SET TASK →
From the entries below, pull out each line where "ಹಣವನ" appears.

━━ INPUT ROWS

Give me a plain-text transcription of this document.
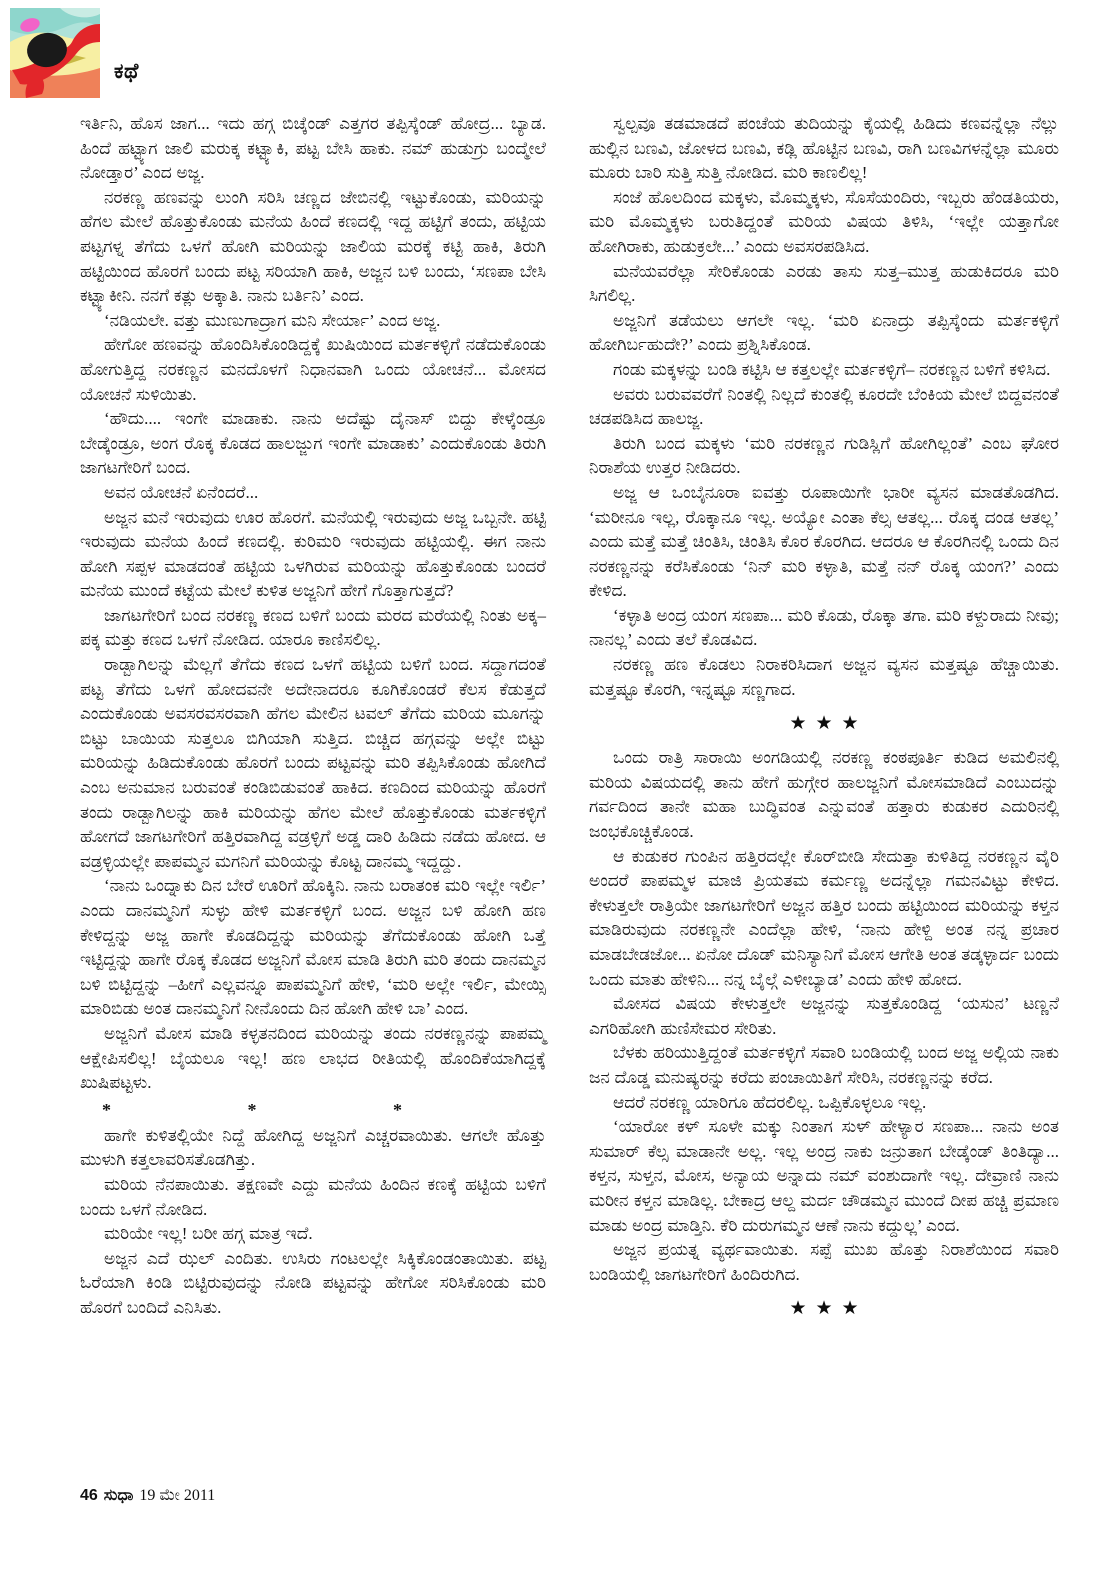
ಕಥೆ

ಇರ್ತಿನಿ, ಹೊಸ ಜಾಗ... ಇದು ಹಗ್ಗ ಬಿಚ್ಕೆಂಡ್ ಎತ್ತಗರ ತಪ್ಪಿಸ್ಕೆಂಡ್ ಹೋದ್ರ... ಬ್ಯಾಡ. ಹಿಂದೆ ಹಟ್ಟ್ಯಾಗ ಜಾಲಿ ಮರುಕ್ಕ ಕಟ್ಟ್ಯಾಕಿ, ಪಟ್ಟ ಬೇಸಿ ಹಾಕು. ನಮ್ ಹುಡುಗ್ರು ಬಂದ್ಮೇಲೆ ನೋಡ್ತಾರ’ ಎಂದ ಅಜ್ಜ.

ನರಕಣ್ಣ ಹಣವನ್ನು ಲುಂಗಿ ಸರಿಸಿ ಚಣ್ಣದ ಜೇಬಿನಲ್ಲಿ ಇಟ್ಟುಕೊಂಡು, ಮರಿಯನ್ನು ಹೆಗಲ ಮೇಲೆ ಹೊತ್ತುಕೊಂಡು ಮನೆಯ ಹಿಂದೆ ಕಣದಲ್ಲಿ ಇದ್ದ ಹಟ್ಟಿಗೆ ತಂದು, ಹಟ್ಟಿಯ ಪಟ್ಟಗಳ್ನ ತೆಗೆದು ಒಳಗೆ ಹೋಗಿ ಮರಿಯನ್ನು ಜಾಲಿಯ ಮರಕ್ಕೆ ಕಟ್ಟಿ ಹಾಕಿ, ತಿರುಗಿ ಹಟ್ಟಿಯಿಂದ ಹೊರಗೆ ಬಂದು ಪಟ್ಟ ಸರಿಯಾಗಿ ಹಾಕಿ, ಅಜ್ಜನ ಬಳಿ ಬಂದು, ‘ಸಣಪಾ ಬೇಸಿ ಕಟ್ಟ್ಯಾಕೀನಿ. ನನಗೆ ಕತ್ಲು ಅಕ್ಕಾತಿ. ನಾನು ಬರ್ತಿನಿ’ ಎಂದ.

‘ನಡಿಯಲೇ. ವತ್ತು ಮುಣುಗಾದ್ರಾಗ ಮನಿ ಸೇರ್ಯಾ’ ಎಂದ ಅಜ್ಜ.

ಹೇಗೋ ಹಣವನ್ನು ಹೊಂದಿಸಿಕೊಂಡಿದ್ದಕ್ಕೆ ಖುಷಿಯಿಂದ ಮರ್ತಕಳ್ಳಿಗೆ ನಡೆದುಕೊಂಡು ಹೋಗುತ್ತಿದ್ದ ನರಕಣ್ಣನ ಮನದೊಳಗೆ ನಿಧಾನವಾಗಿ ಒಂದು ಯೋಚನೆ... ಮೋಸದ ಯೋಚನೆ ಸುಳಿಯಿತು.

‘ಹೌದು.... ಇಂಗೇ ಮಾಡಾಕು. ನಾನು ಅದೆಷ್ಟು ದೈನಾಸ್ ಬಿದ್ದು ಕೇಳ್ಕೆಂಡ್ರೂ ಬೇಡ್ಕೆಂಡ್ರೂ, ಅಂಗ ರೊಕ್ಕ ಕೊಡದ ಹಾಲಜ್ಜುಗ ಇಂಗೇ ಮಾಡಾಕು’ ಎಂದುಕೊಂಡು ತಿರುಗಿ ಜಾಗಟಗೇರಿಗೆ ಬಂದ.

ಅವನ ಯೋಚನೆ ಏನೆಂದರೆ...

ಅಜ್ಜನ ಮನೆ ಇರುವುದು ಊರ ಹೊರಗೆ. ಮನೆಯಲ್ಲಿ ಇರುವುದು ಅಜ್ಜ ಒಬ್ಬನೇ. ಹಟ್ಟಿ ಇರುವುದು ಮನೆಯ ಹಿಂದೆ ಕಣದಲ್ಲಿ. ಕುರಿಮರಿ ಇರುವುದು ಹಟ್ಟಿಯಲ್ಲಿ. ಈಗ ನಾನು ಹೋಗಿ ಸಪ್ಪಳ ಮಾಡದಂತೆ ಹಟ್ಟಿಯ ಒಳಗಿರುವ ಮರಿಯನ್ನು ಹೊತ್ತುಕೊಂಡು ಬಂದರೆ ಮನೆಯ ಮುಂದೆ ಕಟ್ಟೆಯ ಮೇಲೆ ಕುಳಿತ ಅಜ್ಜನಿಗೆ ಹೇಗೆ ಗೊತ್ತಾಗುತ್ತದೆ?

ಜಾಗಟಗೇರಿಗೆ ಬಂದ ನರಕಣ್ಣ ಕಣದ ಬಳಿಗೆ ಬಂದು ಮರದ ಮರೆಯಲ್ಲಿ ನಿಂತು ಅಕ್ಕ–ಪಕ್ಕ ಮತ್ತು ಕಣದ ಒಳಗೆ ನೋಡಿದ. ಯಾರೂ ಕಾಣಿಸಲಿಲ್ಲ.

ರಾಡ್ಬಾಗಿಲನ್ನು ಮೆಲ್ಲಗೆ ತೆಗೆದು ಕಣದ ಒಳಗೆ ಹಟ್ಟಿಯ ಬಳಿಗೆ ಬಂದ. ಸದ್ದಾಗದಂತೆ ಪಟ್ಟ ತೆಗೆದು ಒಳಗೆ ಹೋದವನೇ ಅದೇನಾದರೂ ಕೂಗಿಕೊಂಡರೆ ಕೆಲಸ ಕೆಡುತ್ತದೆ ಎಂದುಕೊಂಡು ಅವಸರವಸರವಾಗಿ ಹೆಗಲ ಮೇಲಿನ ಟವಲ್ ತೆಗೆದು ಮರಿಯ ಮೂಗನ್ನು ಬಿಟ್ಟು ಬಾಯಿಯ ಸುತ್ತಲೂ ಬಿಗಿಯಾಗಿ ಸುತ್ತಿದ. ಬಿಚ್ಚಿದ ಹಗ್ಗವನ್ನು ಅಲ್ಲೇ ಬಿಟ್ಟು ಮರಿಯನ್ನು ಹಿಡಿದುಕೊಂಡು ಹೊರಗೆ ಬಂದು ಪಟ್ಟವನ್ನು ಮರಿ ತಪ್ಪಿಸಿಕೊಂಡು ಹೋಗಿದೆ ಎಂಬ ಅನುಮಾನ ಬರುವಂತೆ ಕಂಡಿಬಿಡುವಂತೆ ಹಾಕಿದ. ಕಣದಿಂದ ಮರಿಯನ್ನು ಹೊರಗೆ ತಂದು ರಾಡ್ಬಾಗಿಲನ್ನು ಹಾಕಿ ಮರಿಯನ್ನು ಹೆಗಲ ಮೇಲೆ ಹೊತ್ತುಕೊಂಡು ಮರ್ತಕಳ್ಳಿಗೆ ಹೋಗದೆ ಜಾಗಟಗೇರಿಗೆ ಹತ್ತಿರವಾಗಿದ್ದ ವಡ್ರಳ್ಳಿಗೆ ಅಡ್ಡ ದಾರಿ ಹಿಡಿದು ನಡೆದು ಹೋದ. ಆ ವಡ್ರಳ್ಳಿಯಲ್ಲೇ ಪಾಪಮ್ಮನ ಮಗನಿಗೆ ಮರಿಯನ್ನು ಕೊಟ್ಟ ದಾನಮ್ಮ ಇದ್ದದ್ದು.

‘ನಾನು ಒಂದ್ನಾಕು ದಿನ ಬೇರೆ ಊರಿಗೆ ಹೊಕ್ಕಿನಿ. ನಾನು ಬರಾತಂಕ ಮರಿ ಇಲ್ಲೇ ಇರ್ಲಿ’ ಎಂದು ದಾನಮ್ಮನಿಗೆ ಸುಳ್ಳು ಹೇಳಿ ಮರ್ತಕಳ್ಳಿಗೆ ಬಂದ. ಅಜ್ಜನ ಬಳಿ ಹೋಗಿ ಹಣ ಕೇಳಿದ್ದನ್ನು ಅಜ್ಜ ಹಾಗೇ ಕೊಡದಿದ್ದನ್ನು ಮರಿಯನ್ನು ತೆಗೆದುಕೊಂಡು ಹೋಗಿ ಒತ್ತೆ ಇಟ್ಟಿದ್ದನ್ನು ಹಾಗೇ ರೊಕ್ಕ ಕೊಡದ ಅಜ್ಜನಿಗೆ ಮೋಸ ಮಾಡಿ ತಿರುಗಿ ಮರಿ ತಂದು ದಾನಮ್ಮನ ಬಳಿ ಬಿಟ್ಟಿದ್ದನ್ನು –ಹೀಗೆ ಎಲ್ಲವನ್ನೂ ಪಾಪಮ್ಮನಿಗೆ ಹೇಳಿ, ‘ಮರಿ ಅಲ್ಲೇ ಇರ್ಲಿ, ಮೇಯ್ಸಿ ಮಾರಿಬಿಡು ಅಂತ ದಾನಮ್ಮನಿಗೆ ನೀನೊಂದು ದಿನ ಹೋಗಿ ಹೇಳಿ ಬಾ’ ಎಂದ.

ಅಜ್ಜನಿಗೆ ಮೋಸ ಮಾಡಿ ಕಳ್ಳತನದಿಂದ ಮರಿಯನ್ನು ತಂದು ನರಕಣ್ಣನನ್ನು ಪಾಪಮ್ಮ ಆಕ್ಷೇಪಿಸಲಿಲ್ಲ! ಬೈಯಲೂ ಇಲ್ಲ! ಹಣ ಲಾಭದ ರೀತಿಯಲ್ಲಿ ಹೊಂದಿಕೆಯಾಗಿದ್ದಕ್ಕೆ ಖುಷಿಪಟ್ಟಳು.

*	*	*

ಹಾಗೇ ಕುಳಿತಲ್ಲಿಯೇ ನಿದ್ದೆ ಹೋಗಿದ್ದ ಅಜ್ಜನಿಗೆ ಎಚ್ಚರವಾಯಿತು. ಆಗಲೇ ಹೊತ್ತು ಮುಳುಗಿ ಕತ್ತಲಾವರಿಸತೊಡಗಿತ್ತು.

ಮರಿಯ ನೆನಪಾಯಿತು. ತಕ್ಷಣವೇ ಎದ್ದು ಮನೆಯ ಹಿಂದಿನ ಕಣಕ್ಕೆ ಹಟ್ಟಿಯ ಬಳಿಗೆ ಬಂದು ಒಳಗೆ ನೋಡಿದ.

ಮರಿಯೇ ಇಲ್ಲ! ಬರೀ ಹಗ್ಗ ಮಾತ್ರ ಇದೆ.

ಅಜ್ಜನ ಎದೆ ಝಲ್ ಎಂದಿತು. ಉಸಿರು ಗಂಟಲಲ್ಲೇ ಸಿಕ್ಕಿಕೊಂಡಂತಾಯಿತು. ಪಟ್ಟ ಓರೆಯಾಗಿ ಕಿಂಡಿ ಬಿಟ್ಟಿರುವುದನ್ನು ನೋಡಿ ಪಟ್ಟವನ್ನು ಹೇಗೋ ಸರಿಸಿಕೊಂಡು ಮರಿ ಹೊರಗೆ ಬಂದಿದೆ ಎನಿಸಿತು.

ಸ್ವಲ್ಪವೂ ತಡಮಾಡದೆ ಪಂಚೆಯ ತುದಿಯನ್ನು ಕೈಯಲ್ಲಿ ಹಿಡಿದು ಕಣವನ್ನೆಲ್ಲಾ ನೆಲ್ಲು ಹುಲ್ಲಿನ ಬಣವಿ, ಜೋಳದ ಬಣವಿ, ಕಡ್ಲಿ ಹೊಟ್ಟಿನ ಬಣವಿ, ರಾಗಿ ಬಣವಿಗಳನ್ನೆಲ್ಲಾ ಮೂರು ಮೂರು ಬಾರಿ ಸುತ್ತಿ ಸುತ್ತಿ ನೋಡಿದ. ಮರಿ ಕಾಣಲಿಲ್ಲ!

ಸಂಜೆ ಹೊಲದಿಂದ ಮಕ್ಕಳು, ಮೊಮ್ಮಕ್ಕಳು, ಸೊಸೆಯಂದಿರು, ಇಬ್ಬರು ಹೆಂಡತಿಯರು, ಮರಿ ಮೊಮ್ಮಕ್ಕಳು ಬರುತಿದ್ದಂತೆ ಮರಿಯ ವಿಷಯ ತಿಳಿಸಿ, ‘ಇಲ್ಲೇ ಯತ್ತಾಗೋ ಹೋಗಿರಾಕು, ಹುಡುಕ್ರಲೇ...’ ಎಂದು ಅವಸರಪಡಿಸಿದ.

ಮನೆಯವರೆಲ್ಲಾ ಸೇರಿಕೊಂಡು ಎರಡು ತಾಸು ಸುತ್ತ–ಮುತ್ತ ಹುಡುಕಿದರೂ ಮರಿ ಸಿಗಲಿಲ್ಲ.

ಅಜ್ಜನಿಗೆ ತಡೆಯಲು ಆಗಲೇ ಇಲ್ಲ. ‘ಮರಿ ಏನಾದ್ರು ತಪ್ಪಿಸ್ಕೆಂದು ಮರ್ತಕಳ್ಳಿಗೆ ಹೋಗಿರ್ಬಹುದೇ?’ ಎಂದು ಪ್ರಶ್ನಿಸಿಕೊಂಡ.

ಗಂಡು ಮಕ್ಕಳನ್ನು ಬಂಡಿ ಕಟ್ಟಿಸಿ ಆ ಕತ್ತಲಲ್ಲೇ ಮರ್ತಕಳ್ಳಿಗೆ– ನರಕಣ್ಣನ ಬಳಿಗೆ ಕಳಿಸಿದ.

ಅವರು ಬರುವವರೆಗೆ ನಿಂತಲ್ಲಿ ನಿಲ್ಲದೆ ಕುಂತಲ್ಲಿ ಕೂರದೇ ಬೆಂಕಿಯ ಮೇಲೆ ಬಿದ್ದವನಂತೆ ಚಡಪಡಿಸಿದ ಹಾಲಜ್ಜ.

ತಿರುಗಿ ಬಂದ ಮಕ್ಕಳು ‘ಮರಿ ನರಕಣ್ಣನ ಗುಡಿಸ್ಲಿಗೆ ಹೋಗಿಲ್ಲಂತೆ’ ಎಂಬ ಘೋರ ನಿರಾಶೆಯ ಉತ್ತರ ನೀಡಿದರು.

ಅಜ್ಜ ಆ ಒಂಬೈನೂರಾ ಐವತ್ತು ರೂಪಾಯಿಗೇ ಭಾರೀ ವ್ಯಸನ ಮಾಡತೊಡಗಿದ. ‘ಮರೀನೂ ಇಲ್ಲ, ರೊಕ್ಕಾನೂ ಇಲ್ಲ. ಅಯ್ಯೋ ಎಂತಾ ಕೆಲ್ಸ ಆತಲ್ಲ... ರೊಕ್ಕ ದಂಡ ಆತಲ್ಲ’ ಎಂದು ಮತ್ತೆ ಮತ್ತೆ ಚಿಂತಿಸಿ, ಚಿಂತಿಸಿ ಕೊರ ಕೊರಗಿದ. ಆದರೂ ಆ ಕೊರಗಿನಲ್ಲಿ ಒಂದು ದಿನ ನರಕಣ್ಣನನ್ನು ಕರೆಸಿಕೊಂಡು ‘ನಿನ್ ಮರಿ ಕಳ್ಳಾತಿ, ಮತ್ತೆ ನನ್ ರೊಕ್ಕ ಯಂಗ?’ ಎಂದು ಕೇಳಿದ.

‘ಕಳ್ಳಾತಿ ಅಂದ್ರ ಯಂಗ ಸಣಪಾ... ಮರಿ ಕೊಡು, ರೊಕ್ಕಾ ತಗಾ. ಮರಿ ಕಳ್ದುರಾದು ನೀವು; ನಾನಲ್ಲ’ ಎಂದು ತಲೆ ಕೊಡವಿದ.

ನರಕಣ್ಣ ಹಣ ಕೊಡಲು ನಿರಾಕರಿಸಿದಾಗ ಅಜ್ಜನ ವ್ಯಸನ ಮತ್ತಷ್ಟೂ ಹೆಚ್ಚಾಯಿತು. ಮತ್ತಷ್ಟೂ ಕೊರಗಿ, ಇನ್ನಷ್ಟೂ ಸಣ್ಣಗಾದ.

★★★

ಒಂದು ರಾತ್ರಿ ಸಾರಾಯಿ ಅಂಗಡಿಯಲ್ಲಿ ನರಕಣ್ಣ ಕಂಠಪೂರ್ತಿ ಕುಡಿದ ಅಮಲಿನಲ್ಲಿ ಮರಿಯ ವಿಷಯದಲ್ಲಿ ತಾನು ಹೇಗೆ ಹುಗ್ಗೇರ ಹಾಲಜ್ಜನಿಗೆ ಮೋಸಮಾಡಿದೆ ಎಂಬುದನ್ನು ಗರ್ವದಿಂದ ತಾನೇ ಮಹಾ ಬುದ್ಧಿವಂತ ಎನ್ನುವಂತೆ ಹತ್ತಾರು ಕುಡುಕರ ಎದುರಿನಲ್ಲಿ ಜಂಭಕೊಚ್ಚಿಕೊಂಡ.

ಆ ಕುಡುಕರ ಗುಂಪಿನ ಹತ್ತಿರದಲ್ಲೇ ಕೊರ್‌ಬೀಡಿ ಸೇದುತ್ತಾ ಕುಳಿತಿದ್ದ ನರಕಣ್ಣನ ವೈರಿ ಅಂದರೆ ಪಾಪಮ್ಮಳ ಮಾಜಿ ಪ್ರಿಯತಮ ಕರ್ಮಣ್ಣ ಅದನ್ನೆಲ್ಲಾ ಗಮನವಿಟ್ಟು ಕೇಳಿದ. ಕೇಳುತ್ತಲೇ ರಾತ್ರಿಯೇ ಜಾಗಟಗೇರಿಗೆ ಅಜ್ಜನ ಹತ್ತಿರ ಬಂದು ಹಟ್ಟಿಯಿಂದ ಮರಿಯನ್ನು ಕಳ್ತನ ಮಾಡಿರುವುದು ನರಕಣ್ಣನೇ ಎಂದೆಲ್ಲಾ ಹೇಳಿ, ‘ನಾನು ಹೇಳ್ದಿ ಅಂತ ನನ್ನ ಪ್ರಚಾರ ಮಾಡಬೇಡಜೋ... ಏನೋ ದೊಡ್ ಮನಿಸ್ಯಾನಿಗೆ ಮೋಸ ಆಗೇತಿ ಅಂತ ತಡ್ಕಳ್ಳಾರ್ದ ಬಂದು ಒಂದು ಮಾತು ಹೇಳಿನಿ... ನನ್ನ ಬೈಲ್ಗೆ ಎಳೀಬ್ಯಾಡ’ ಎಂದು ಹೇಳಿ ಹೋದ.

ಮೋಸದ ವಿಷಯ ಕೇಳುತ್ತಲೇ ಅಜ್ಜನನ್ನು ಸುತ್ತಕೊಂಡಿದ್ದ ‘ಯಸುನ’ ಟಣ್ಣನೆ ಎಗರಿಹೋಗಿ ಹುಣಿಸೇಮರ ಸೇರಿತು.

ಬೆಳಕು ಹರಿಯುತ್ತಿದ್ದಂತೆ ಮರ್ತಕಳ್ಳಿಗೆ ಸವಾರಿ ಬಂಡಿಯಲ್ಲಿ ಬಂದ ಅಜ್ಜ ಅಲ್ಲಿಯ ನಾಕು ಜನ ದೊಡ್ಡ ಮನುಷ್ಯರನ್ನು ಕರೆದು ಪಂಚಾಯಿತಿಗೆ ಸೇರಿಸಿ, ನರಕಣ್ಣನನ್ನು ಕರೆದ.

ಆದರೆ ನರಕಣ್ಣ ಯಾರಿಗೂ ಹೆದರಲಿಲ್ಲ. ಒಪ್ಪಿಕೊಳ್ಳಲೂ ಇಲ್ಲ.

‘ಯಾರೋ ಕಳ್ ಸೂಳೇ ಮಕ್ಕು ನಿಂತಾಗ ಸುಳ್ ಹೇಳ್ಯಾರ ಸಣಪಾ... ನಾನು ಅಂತ ಸುಮಾರ್ ಕೆಲ್ಸ ಮಾಡಾನೇ ಅಲ್ಲ. ಇಲ್ಲ ಅಂದ್ರ ನಾಕು ಜನ್ರುತಾಗ ಬೇಡ್ಕೆಂಡ್ ತಿಂತಿದ್ಯಾ... ಕಳ್ತನ, ಸುಳ್ತನ, ಮೋಸ, ಅನ್ಯಾಯ ಅನ್ನಾದು ನಮ್ ವಂಶುದಾಗೇ ಇಲ್ಲ. ದೇವ್ರಾಣಿ ನಾನು ಮರೀನ ಕಳ್ತನ ಮಾಡಿಲ್ಲ. ಬೇಕಾದ್ರ ಆಲ್ದ ಮರ್ದ ಚೌಡಮ್ಮನ ಮುಂದೆ ದೀಪ ಹಚ್ಚಿ ಪ್ರಮಾಣ ಮಾಡು ಅಂದ್ರ ಮಾಡ್ತಿನಿ. ಕೆರಿ ದುರುಗಮ್ಮನ ಆಣೆ ನಾನು ಕದ್ದುಲ್ಲ’ ಎಂದ.

ಅಜ್ಜನ ಪ್ರಯತ್ನ ವ್ಯರ್ಥವಾಯಿತು. ಸಪ್ಪೆ ಮುಖ ಹೊತ್ತು ನಿರಾಶೆಯಿಂದ ಸವಾರಿ ಬಂಡಿಯಲ್ಲಿ ಜಾಗಟಗೇರಿಗೆ ಹಿಂದಿರುಗಿದ.

★★★
46 ಸುಧಾ 19 ಮೇ 2011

━━━━

ANSWER TO THE PROBLEM →
ನರಕಣ್ಣ ಹಣವನ್ನು ಲುಂಗಿ ಸರಿಸಿ ಚಣ್ಣದ ಜೇಬಿನಲ್ಲಿ ಇಟ್ಟುಕೊಂಡು, ಮರಿಯನ್ನು ಹೆಗಲ ಮೇಲೆ ಹೊತ್ತುಕೊಂಡು ಮನೆಯ ಹಿಂದೆ ಕಣದಲ್ಲಿ ಇದ್ದ ಹಟ್ಟಿಗೆ ತಂದು, ಹಟ್ಟಿಯ ಪಟ್ಟಗಳ್ನ ತೆಗೆದು ಒಳಗೆ ಹೋಗಿ ಮರಿಯನ್ನು ಜಾಲಿಯ ಮರಕ್ಕೆ ಕಟ್ಟಿ ಹಾಕಿ, ತಿರುಗಿ ಹಟ್ಟಿಯಿಂದ ಹೊರಗೆ ಬಂದು ಪಟ್ಟ ಸರಿಯಾಗಿ ಹಾಕಿ, ಅಜ್ಜನ ಬಳಿ ಬಂದು, ‘ಸಣಪಾ ಬೇಸಿ ಕಟ್ಟ್ಯಾಕೀನಿ. ನನಗೆ ಕತ್ಲು ಅಕ್ಕಾತಿ. ನಾನು ಬರ್ತಿನಿ’ ಎಂದ.
ಹೇಗೋ ಹಣವನ್ನು ಹೊಂದಿಸಿಕೊಂಡಿದ್ದಕ್ಕೆ ಖುಷಿಯಿಂದ ಮರ್ತಕಳ್ಳಿಗೆ ನಡೆದುಕೊಂಡು ಹೋಗುತ್ತಿದ್ದ ನರಕಣ್ಣನ ಮನದೊಳಗೆ ನಿಧಾನವಾಗಿ ಒಂದು ಯೋಚನೆ... ಮೋಸದ ಯೋಚನೆ ಸುಳಿಯಿತು.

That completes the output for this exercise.